# Start of Material supplied

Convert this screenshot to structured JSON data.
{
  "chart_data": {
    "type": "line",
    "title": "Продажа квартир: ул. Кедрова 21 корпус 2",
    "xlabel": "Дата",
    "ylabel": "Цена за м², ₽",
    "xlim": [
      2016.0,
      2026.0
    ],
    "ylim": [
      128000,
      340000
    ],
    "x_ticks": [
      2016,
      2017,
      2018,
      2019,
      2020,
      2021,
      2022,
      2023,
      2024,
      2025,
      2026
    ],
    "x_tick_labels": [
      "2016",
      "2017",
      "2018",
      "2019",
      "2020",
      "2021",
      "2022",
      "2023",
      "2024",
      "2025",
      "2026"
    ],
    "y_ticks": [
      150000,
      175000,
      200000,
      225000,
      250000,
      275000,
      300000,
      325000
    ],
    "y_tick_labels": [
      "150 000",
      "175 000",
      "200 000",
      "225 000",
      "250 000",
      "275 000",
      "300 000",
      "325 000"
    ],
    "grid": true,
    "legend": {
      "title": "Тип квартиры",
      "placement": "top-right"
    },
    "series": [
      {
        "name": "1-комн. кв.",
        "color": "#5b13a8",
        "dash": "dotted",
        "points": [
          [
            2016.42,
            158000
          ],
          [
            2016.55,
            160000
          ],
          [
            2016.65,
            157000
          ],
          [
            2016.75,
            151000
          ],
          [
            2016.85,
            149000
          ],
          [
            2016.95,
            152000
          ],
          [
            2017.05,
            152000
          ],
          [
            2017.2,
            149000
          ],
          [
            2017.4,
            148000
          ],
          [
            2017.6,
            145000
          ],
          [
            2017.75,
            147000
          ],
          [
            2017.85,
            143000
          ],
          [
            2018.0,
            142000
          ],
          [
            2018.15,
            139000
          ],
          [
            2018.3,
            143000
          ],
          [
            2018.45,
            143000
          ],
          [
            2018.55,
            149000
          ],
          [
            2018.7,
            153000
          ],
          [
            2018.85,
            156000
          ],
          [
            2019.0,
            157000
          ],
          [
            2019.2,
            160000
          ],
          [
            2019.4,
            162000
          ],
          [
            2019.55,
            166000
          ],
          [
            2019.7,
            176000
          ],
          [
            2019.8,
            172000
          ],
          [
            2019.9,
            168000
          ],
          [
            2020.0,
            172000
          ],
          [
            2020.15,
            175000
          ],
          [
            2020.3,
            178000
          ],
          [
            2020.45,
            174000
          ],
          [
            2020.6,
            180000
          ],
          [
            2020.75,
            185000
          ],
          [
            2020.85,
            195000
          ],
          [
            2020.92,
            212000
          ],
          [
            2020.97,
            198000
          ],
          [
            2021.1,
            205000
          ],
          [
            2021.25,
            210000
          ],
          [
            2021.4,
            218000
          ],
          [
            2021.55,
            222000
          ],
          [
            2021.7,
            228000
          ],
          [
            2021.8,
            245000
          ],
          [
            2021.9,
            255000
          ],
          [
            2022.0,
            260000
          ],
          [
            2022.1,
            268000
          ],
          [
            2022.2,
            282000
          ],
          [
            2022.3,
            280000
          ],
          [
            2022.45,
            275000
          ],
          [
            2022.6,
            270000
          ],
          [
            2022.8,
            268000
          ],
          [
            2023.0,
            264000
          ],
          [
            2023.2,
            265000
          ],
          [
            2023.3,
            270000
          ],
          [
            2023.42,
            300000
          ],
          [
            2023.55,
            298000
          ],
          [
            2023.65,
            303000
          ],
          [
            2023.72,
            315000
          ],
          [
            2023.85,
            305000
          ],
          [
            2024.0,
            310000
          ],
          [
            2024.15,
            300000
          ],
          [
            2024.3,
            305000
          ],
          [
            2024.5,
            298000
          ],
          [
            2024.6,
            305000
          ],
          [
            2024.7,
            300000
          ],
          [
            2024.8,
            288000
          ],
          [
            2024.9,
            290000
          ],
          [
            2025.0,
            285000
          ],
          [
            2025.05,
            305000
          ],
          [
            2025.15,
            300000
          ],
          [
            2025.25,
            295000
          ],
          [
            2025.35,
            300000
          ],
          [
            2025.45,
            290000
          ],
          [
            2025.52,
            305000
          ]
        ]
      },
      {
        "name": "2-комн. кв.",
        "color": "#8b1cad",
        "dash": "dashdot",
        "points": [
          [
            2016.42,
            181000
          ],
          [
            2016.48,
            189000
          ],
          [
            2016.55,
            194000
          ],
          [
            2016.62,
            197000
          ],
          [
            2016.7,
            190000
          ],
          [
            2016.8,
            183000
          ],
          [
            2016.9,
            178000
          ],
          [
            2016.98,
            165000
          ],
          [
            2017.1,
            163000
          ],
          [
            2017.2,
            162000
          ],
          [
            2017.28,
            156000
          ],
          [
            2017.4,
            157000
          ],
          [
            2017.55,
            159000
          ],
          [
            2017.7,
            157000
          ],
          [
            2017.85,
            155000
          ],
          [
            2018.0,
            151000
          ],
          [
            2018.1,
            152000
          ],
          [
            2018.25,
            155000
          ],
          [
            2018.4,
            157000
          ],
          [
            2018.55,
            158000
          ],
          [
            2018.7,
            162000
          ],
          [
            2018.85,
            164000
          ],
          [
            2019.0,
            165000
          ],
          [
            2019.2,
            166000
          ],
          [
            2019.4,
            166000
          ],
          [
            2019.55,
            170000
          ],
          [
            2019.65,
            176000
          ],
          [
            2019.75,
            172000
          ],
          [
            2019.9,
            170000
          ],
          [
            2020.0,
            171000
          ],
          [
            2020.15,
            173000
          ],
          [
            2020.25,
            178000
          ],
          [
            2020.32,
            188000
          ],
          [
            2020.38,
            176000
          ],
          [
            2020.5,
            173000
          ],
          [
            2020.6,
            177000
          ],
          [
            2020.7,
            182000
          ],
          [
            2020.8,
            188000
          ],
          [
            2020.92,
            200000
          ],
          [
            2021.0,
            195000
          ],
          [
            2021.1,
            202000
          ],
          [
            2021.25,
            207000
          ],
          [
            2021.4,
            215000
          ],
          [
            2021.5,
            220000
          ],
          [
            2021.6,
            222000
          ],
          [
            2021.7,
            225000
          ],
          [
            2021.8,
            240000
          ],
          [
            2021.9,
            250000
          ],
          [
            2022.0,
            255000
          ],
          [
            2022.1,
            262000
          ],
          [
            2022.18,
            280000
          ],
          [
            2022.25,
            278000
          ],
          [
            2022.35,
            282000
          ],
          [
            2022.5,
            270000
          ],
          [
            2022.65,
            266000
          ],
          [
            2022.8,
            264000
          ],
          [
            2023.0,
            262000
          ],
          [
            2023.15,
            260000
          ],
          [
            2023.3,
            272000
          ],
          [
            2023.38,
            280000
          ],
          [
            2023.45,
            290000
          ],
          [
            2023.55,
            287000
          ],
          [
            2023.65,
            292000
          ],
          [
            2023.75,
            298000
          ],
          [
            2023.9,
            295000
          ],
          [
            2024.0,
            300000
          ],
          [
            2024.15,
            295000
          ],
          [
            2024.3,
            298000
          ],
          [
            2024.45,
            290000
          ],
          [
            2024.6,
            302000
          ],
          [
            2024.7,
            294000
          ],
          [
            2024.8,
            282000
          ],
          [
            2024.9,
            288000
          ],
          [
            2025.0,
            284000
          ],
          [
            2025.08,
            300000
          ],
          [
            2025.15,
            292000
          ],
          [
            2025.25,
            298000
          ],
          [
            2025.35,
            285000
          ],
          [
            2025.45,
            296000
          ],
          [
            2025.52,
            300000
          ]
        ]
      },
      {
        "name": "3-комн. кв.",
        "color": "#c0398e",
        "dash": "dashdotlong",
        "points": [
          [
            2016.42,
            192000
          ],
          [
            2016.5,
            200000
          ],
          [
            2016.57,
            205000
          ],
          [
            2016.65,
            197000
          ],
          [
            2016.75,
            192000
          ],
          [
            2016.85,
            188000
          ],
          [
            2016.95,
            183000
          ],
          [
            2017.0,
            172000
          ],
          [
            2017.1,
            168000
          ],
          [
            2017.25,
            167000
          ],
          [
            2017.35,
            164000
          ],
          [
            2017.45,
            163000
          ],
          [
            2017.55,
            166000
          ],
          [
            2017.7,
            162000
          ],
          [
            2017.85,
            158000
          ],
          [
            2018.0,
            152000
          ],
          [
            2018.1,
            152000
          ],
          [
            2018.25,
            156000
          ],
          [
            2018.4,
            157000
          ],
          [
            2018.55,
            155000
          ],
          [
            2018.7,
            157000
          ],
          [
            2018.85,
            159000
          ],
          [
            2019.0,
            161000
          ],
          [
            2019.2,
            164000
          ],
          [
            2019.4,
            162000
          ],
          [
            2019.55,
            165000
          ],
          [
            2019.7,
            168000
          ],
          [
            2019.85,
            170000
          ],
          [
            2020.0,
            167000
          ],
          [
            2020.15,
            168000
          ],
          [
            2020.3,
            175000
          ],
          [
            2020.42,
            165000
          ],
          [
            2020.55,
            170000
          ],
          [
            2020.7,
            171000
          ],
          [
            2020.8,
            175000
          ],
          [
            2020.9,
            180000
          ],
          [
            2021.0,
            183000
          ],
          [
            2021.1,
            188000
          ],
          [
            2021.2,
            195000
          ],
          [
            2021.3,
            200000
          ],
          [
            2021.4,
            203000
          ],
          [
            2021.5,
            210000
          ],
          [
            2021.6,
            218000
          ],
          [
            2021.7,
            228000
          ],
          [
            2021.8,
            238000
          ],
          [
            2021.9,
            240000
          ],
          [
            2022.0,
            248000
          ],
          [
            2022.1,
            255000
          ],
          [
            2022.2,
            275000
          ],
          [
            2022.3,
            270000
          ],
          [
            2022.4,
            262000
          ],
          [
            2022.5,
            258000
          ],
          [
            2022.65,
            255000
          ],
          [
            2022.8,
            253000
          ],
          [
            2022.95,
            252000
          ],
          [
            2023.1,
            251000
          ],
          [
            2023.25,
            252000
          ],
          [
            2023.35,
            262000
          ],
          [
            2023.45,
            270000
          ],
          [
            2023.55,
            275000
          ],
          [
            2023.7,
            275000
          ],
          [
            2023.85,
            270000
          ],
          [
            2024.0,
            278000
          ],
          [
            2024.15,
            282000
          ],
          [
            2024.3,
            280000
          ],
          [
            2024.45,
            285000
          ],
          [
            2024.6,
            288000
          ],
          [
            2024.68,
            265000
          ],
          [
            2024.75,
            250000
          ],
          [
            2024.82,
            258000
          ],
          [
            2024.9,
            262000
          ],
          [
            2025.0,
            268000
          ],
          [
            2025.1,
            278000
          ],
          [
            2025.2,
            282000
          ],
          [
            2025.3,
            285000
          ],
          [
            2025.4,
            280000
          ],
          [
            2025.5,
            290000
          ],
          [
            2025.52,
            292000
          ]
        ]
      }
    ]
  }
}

# End of Material supplied

_What is being asked_
Locate all lines in the listing above with the word "color". Copy them.

_The reply_
        "color": "#5b13a8",
        "color": "#8b1cad",
        "color": "#c0398e",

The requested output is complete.